WHAT THE TASK ASKS
Which lines hold the string "India"? Copy every one of them.

DATA EXCERPTS

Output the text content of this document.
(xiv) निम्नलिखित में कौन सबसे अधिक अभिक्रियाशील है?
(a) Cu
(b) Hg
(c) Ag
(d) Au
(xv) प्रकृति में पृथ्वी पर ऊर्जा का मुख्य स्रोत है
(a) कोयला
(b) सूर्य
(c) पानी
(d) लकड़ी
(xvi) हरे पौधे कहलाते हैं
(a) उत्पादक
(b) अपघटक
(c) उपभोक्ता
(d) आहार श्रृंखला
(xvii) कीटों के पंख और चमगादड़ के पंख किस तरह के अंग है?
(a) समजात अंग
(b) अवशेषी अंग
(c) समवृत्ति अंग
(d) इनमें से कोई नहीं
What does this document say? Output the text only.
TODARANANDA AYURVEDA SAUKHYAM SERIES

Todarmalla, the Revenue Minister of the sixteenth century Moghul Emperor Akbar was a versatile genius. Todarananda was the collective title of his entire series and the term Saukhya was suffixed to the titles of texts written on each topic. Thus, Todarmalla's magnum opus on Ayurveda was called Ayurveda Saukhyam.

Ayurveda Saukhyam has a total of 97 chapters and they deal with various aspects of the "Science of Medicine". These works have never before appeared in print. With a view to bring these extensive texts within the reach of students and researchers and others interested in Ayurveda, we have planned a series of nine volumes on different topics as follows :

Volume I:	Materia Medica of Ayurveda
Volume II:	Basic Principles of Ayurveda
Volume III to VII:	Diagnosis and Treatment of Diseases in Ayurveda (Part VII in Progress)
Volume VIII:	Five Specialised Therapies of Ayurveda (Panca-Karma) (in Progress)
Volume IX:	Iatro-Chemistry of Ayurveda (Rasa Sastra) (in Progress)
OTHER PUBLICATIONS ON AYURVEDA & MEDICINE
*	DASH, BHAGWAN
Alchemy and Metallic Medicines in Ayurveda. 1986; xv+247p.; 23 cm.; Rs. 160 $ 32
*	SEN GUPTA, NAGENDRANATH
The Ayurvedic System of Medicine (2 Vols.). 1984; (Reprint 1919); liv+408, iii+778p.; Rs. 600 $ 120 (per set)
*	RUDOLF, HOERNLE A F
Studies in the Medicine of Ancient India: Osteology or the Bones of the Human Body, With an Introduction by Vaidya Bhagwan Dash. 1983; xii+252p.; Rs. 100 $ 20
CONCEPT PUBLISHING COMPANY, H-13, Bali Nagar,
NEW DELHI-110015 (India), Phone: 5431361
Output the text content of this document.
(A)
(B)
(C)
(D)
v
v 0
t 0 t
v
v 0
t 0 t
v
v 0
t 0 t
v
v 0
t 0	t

EXERCISE OUTPUT
Studies in the Medicine of Ancient India: Osteology or the Bones of the Human Body, With an Introduction by Vaidya Bhagwan Dash. 1983; xii+252p.; Rs. 100 $ 20
NEW DELHI-110015 (India), Phone: 5431361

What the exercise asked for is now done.